WHAT THE TASK REQUIRES:
Your task is to copy each line that has the word "ylabel".

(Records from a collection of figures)
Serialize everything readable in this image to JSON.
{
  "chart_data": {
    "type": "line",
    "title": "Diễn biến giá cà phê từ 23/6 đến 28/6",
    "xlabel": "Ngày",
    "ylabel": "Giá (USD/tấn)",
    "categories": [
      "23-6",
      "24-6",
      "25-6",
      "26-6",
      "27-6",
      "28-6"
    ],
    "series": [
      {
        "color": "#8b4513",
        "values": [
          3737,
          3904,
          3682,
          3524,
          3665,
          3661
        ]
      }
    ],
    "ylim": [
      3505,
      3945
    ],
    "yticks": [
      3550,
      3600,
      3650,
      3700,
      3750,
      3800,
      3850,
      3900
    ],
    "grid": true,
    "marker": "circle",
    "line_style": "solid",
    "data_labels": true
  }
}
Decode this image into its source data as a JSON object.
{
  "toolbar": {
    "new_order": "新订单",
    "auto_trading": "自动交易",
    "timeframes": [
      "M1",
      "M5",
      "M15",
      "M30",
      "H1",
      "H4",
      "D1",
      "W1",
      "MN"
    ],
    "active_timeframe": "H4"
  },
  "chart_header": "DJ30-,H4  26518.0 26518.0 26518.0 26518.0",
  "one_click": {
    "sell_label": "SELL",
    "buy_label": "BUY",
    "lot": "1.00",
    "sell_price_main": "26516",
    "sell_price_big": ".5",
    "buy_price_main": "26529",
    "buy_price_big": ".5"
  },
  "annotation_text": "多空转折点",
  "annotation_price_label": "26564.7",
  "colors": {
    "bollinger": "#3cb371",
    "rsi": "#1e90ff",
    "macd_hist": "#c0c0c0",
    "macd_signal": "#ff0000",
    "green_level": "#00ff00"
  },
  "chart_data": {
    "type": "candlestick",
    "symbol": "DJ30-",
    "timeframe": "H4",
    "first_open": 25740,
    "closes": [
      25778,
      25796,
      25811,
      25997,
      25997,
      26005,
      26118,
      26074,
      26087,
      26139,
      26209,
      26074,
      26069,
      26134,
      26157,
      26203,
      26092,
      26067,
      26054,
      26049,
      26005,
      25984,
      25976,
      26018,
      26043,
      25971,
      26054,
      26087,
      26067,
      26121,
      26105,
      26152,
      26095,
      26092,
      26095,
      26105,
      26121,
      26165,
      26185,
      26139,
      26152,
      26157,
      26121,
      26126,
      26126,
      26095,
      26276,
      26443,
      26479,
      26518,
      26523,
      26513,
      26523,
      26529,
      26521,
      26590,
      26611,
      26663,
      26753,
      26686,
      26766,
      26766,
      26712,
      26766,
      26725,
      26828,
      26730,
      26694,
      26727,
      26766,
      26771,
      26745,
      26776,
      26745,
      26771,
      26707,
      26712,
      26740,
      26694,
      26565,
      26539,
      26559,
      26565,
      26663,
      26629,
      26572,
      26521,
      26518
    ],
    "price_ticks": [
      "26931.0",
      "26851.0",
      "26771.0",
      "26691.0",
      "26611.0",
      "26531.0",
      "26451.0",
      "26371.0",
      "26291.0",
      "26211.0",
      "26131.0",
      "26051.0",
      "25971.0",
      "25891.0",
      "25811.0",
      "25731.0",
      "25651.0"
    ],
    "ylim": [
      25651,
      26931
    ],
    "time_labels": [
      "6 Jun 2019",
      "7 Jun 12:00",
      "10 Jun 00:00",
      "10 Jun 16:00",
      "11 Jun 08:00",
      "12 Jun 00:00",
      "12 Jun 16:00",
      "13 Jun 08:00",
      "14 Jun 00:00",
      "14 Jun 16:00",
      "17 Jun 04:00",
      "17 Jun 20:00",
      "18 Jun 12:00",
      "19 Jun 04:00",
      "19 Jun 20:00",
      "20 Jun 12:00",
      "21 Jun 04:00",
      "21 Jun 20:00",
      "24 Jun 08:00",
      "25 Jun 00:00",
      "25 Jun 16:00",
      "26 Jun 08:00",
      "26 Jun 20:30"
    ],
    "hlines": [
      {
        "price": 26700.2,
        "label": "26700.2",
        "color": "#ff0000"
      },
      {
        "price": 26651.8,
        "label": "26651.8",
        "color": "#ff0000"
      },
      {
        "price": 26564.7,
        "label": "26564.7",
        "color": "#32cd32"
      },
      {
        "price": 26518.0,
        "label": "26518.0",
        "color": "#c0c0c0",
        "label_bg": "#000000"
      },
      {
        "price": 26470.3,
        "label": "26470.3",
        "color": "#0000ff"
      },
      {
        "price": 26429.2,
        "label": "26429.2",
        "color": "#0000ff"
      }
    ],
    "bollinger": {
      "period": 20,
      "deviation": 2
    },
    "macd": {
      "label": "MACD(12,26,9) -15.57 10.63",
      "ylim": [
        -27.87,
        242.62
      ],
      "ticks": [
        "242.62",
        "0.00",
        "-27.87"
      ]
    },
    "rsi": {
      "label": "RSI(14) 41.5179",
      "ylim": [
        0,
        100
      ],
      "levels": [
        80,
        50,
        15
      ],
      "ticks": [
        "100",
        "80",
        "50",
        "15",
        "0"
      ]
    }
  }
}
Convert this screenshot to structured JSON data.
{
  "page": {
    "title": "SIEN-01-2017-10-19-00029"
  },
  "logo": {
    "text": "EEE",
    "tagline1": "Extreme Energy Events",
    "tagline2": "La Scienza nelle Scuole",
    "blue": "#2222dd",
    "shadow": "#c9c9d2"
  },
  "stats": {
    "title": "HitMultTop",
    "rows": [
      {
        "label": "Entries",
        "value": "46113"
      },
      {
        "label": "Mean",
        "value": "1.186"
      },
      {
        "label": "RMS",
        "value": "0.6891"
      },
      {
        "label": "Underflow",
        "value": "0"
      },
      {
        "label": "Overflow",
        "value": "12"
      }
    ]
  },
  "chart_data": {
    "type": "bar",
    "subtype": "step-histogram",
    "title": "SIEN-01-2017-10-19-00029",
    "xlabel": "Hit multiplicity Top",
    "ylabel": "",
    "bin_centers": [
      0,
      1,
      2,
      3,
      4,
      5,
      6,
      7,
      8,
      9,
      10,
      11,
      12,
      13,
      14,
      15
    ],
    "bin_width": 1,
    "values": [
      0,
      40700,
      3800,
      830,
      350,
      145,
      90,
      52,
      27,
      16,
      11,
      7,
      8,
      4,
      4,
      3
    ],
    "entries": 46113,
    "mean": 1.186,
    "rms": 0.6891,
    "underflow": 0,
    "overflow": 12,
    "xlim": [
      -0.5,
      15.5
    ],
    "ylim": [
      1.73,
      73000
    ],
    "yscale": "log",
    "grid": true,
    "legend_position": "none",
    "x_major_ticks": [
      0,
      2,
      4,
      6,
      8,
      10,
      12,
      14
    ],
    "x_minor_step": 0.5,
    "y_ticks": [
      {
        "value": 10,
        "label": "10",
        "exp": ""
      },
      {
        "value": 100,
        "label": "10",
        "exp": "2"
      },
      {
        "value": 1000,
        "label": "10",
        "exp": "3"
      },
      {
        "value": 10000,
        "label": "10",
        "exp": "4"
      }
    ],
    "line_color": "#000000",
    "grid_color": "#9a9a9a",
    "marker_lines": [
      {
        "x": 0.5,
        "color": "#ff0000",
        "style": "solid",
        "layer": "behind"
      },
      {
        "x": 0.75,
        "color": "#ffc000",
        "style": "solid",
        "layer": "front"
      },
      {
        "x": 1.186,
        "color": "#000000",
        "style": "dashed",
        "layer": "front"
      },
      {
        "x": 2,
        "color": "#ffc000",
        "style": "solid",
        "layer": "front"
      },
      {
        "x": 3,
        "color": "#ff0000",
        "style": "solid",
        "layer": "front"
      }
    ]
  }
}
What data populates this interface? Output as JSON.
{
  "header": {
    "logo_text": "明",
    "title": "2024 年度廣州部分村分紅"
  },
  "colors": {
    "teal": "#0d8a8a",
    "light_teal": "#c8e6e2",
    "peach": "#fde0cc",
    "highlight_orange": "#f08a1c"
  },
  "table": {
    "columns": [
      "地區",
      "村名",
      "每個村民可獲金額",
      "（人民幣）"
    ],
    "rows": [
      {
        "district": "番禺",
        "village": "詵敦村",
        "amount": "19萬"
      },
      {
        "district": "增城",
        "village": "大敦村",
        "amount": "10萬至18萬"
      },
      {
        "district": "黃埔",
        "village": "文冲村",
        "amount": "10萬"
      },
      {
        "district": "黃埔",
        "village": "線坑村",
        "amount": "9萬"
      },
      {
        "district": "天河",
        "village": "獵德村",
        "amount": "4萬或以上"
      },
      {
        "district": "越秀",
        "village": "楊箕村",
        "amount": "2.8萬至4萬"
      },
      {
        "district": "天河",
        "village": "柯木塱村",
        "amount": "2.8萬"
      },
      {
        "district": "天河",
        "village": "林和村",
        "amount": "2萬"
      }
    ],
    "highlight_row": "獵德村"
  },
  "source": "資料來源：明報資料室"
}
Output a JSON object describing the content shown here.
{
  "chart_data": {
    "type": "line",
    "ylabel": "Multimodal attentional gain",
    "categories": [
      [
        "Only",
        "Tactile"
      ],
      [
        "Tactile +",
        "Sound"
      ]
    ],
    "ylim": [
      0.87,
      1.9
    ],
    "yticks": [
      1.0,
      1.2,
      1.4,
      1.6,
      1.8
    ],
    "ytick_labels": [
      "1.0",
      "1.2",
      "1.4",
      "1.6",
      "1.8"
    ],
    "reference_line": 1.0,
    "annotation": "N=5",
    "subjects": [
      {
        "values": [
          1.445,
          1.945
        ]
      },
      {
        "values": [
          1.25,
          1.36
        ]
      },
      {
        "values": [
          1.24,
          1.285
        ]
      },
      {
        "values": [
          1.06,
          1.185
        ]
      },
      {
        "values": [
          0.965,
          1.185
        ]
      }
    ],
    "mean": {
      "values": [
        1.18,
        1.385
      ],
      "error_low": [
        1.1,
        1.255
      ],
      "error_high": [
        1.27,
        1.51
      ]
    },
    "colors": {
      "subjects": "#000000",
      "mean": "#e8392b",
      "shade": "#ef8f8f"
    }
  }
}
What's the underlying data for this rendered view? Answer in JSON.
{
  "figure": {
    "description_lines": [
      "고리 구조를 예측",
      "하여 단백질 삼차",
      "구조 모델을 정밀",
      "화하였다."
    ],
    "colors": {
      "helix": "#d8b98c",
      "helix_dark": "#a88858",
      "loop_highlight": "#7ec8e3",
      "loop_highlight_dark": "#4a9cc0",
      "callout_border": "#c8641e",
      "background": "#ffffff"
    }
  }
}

REPLY TO THE TASK:
    "ylabel": "Giá (USD/tấn)",
    "ylabel": "",
    "ylabel": "Multimodal attentional gain",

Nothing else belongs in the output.